WHAT IS BEING ASKED >> In this exercise, return the whole listing exactly, excluding any images.

RECORD EXCERPTS >>
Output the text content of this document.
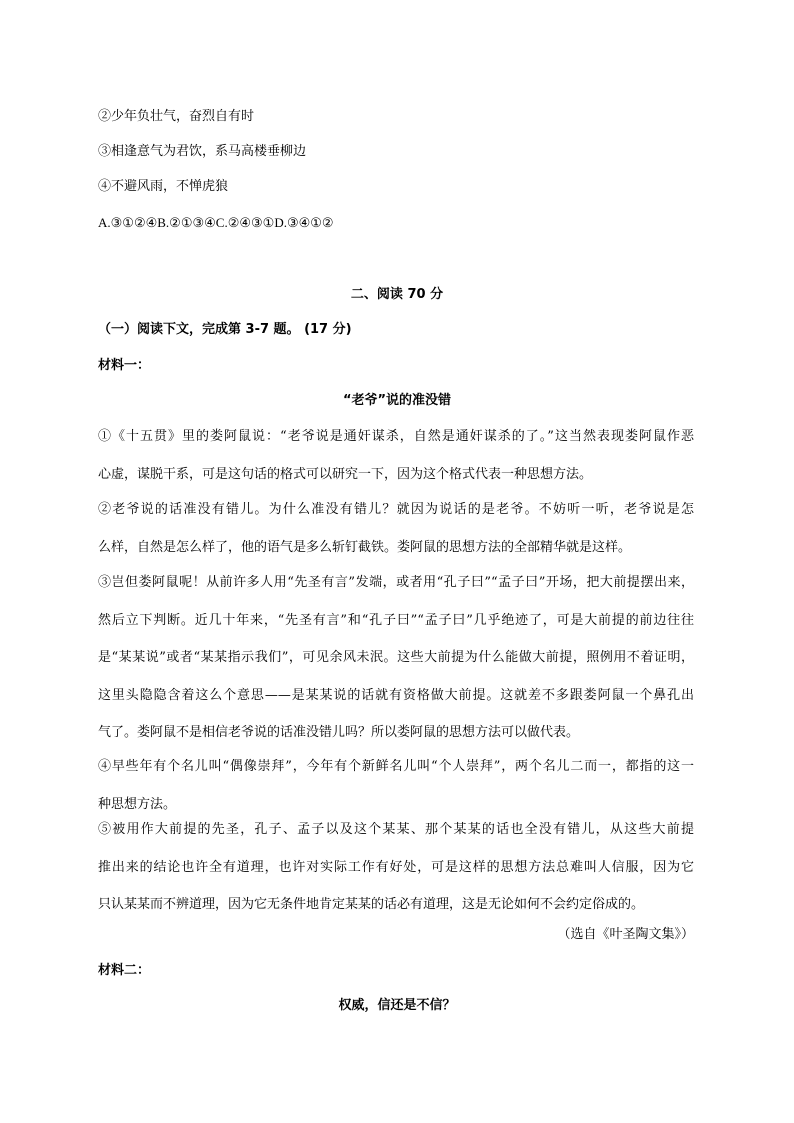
②少年负壮气，奋烈自有时
③相逢意气为君饮，系马高楼垂柳边
④不避风雨，不惮虎狼
A.③①②④B.②①③④C.②④③①D.③④①②
二、阅读 70 分
（一）阅读下文，完成第 3-7 题。 (17 分)
材料一：
“老爷”说的准没错
①《十五贯》里的娄阿鼠说：“老爷说是通奸谋杀，自然是通奸谋杀的了。”这当然表现娄阿鼠作恶
心虚，谋脱干系，可是这句话的格式可以研究一下，因为这个格式代表一种思想方法。
②老爷说的话准没有错儿。为什么准没有错儿？就因为说话的是老爷。不妨听一听，老爷说是怎
么样，自然是怎么样了，他的语气是多么斩钉截铁。娄阿鼠的思想方法的全部精华就是这样。
③岂但娄阿鼠呢！从前许多人用“先圣有言”发端，或者用“孔子曰”“孟子曰”开场，把大前提摆出来，
然后立下判断。近几十年来，“先圣有言”和“孔子曰”“孟子曰”几乎绝迹了，可是大前提的前边往往
是“某某说”或者“某某指示我们”，可见余风未泯。这些大前提为什么能做大前提，照例用不着证明，
这里头隐隐含着这么个意思——是某某说的话就有资格做大前提。这就差不多跟娄阿鼠一个鼻孔出
气了。娄阿鼠不是相信老爷说的话准没错儿吗？所以娄阿鼠的思想方法可以做代表。
④早些年有个名儿叫“偶像崇拜”，今年有个新鲜名儿叫“个人崇拜”，两个名儿二而一，都指的这一
种思想方法。
⑤被用作大前提的先圣，孔子、孟子以及这个某某、那个某某的话也全没有错儿，从这些大前提
推出来的结论也许全有道理，也许对实际工作有好处，可是这样的思想方法总难叫人信服，因为它
只认某某而不辨道理，因为它无条件地肯定某某的话必有道理，这是无论如何不会约定俗成的。
（选自《叶圣陶文集》）
材料二：
权威，信还是不信？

TASK OUTPUT >>
Output the text content of this document.
②少年负壮气，奋烈自有时
③相逢意气为君饮，系马高楼垂柳边
④不避风雨，不惮虎狼
A.③①②④B.②①③④C.②④③①D.③④①②
二、阅读 70 分
（一）阅读下文，完成第 3-7 题。 (17 分)
材料一：
“老爷”说的准没错
①《十五贯》里的娄阿鼠说：“老爷说是通奸谋杀，自然是通奸谋杀的了。”这当然表现娄阿鼠作恶
心虚，谋脱干系，可是这句话的格式可以研究一下，因为这个格式代表一种思想方法。
②老爷说的话准没有错儿。为什么准没有错儿？就因为说话的是老爷。不妨听一听，老爷说是怎
么样，自然是怎么样了，他的语气是多么斩钉截铁。娄阿鼠的思想方法的全部精华就是这样。
③岂但娄阿鼠呢！从前许多人用“先圣有言”发端，或者用“孔子曰”“孟子曰”开场，把大前提摆出来，
然后立下判断。近几十年来，“先圣有言”和“孔子曰”“孟子曰”几乎绝迹了，可是大前提的前边往往
是“某某说”或者“某某指示我们”，可见余风未泯。这些大前提为什么能做大前提，照例用不着证明，
这里头隐隐含着这么个意思——是某某说的话就有资格做大前提。这就差不多跟娄阿鼠一个鼻孔出
气了。娄阿鼠不是相信老爷说的话准没错儿吗？所以娄阿鼠的思想方法可以做代表。
④早些年有个名儿叫“偶像崇拜”，今年有个新鲜名儿叫“个人崇拜”，两个名儿二而一，都指的这一
种思想方法。
⑤被用作大前提的先圣，孔子、孟子以及这个某某、那个某某的话也全没有错儿，从这些大前提
推出来的结论也许全有道理，也许对实际工作有好处，可是这样的思想方法总难叫人信服，因为它
只认某某而不辨道理，因为它无条件地肯定某某的话必有道理，这是无论如何不会约定俗成的。
（选自《叶圣陶文集》）
材料二：
权威，信还是不信？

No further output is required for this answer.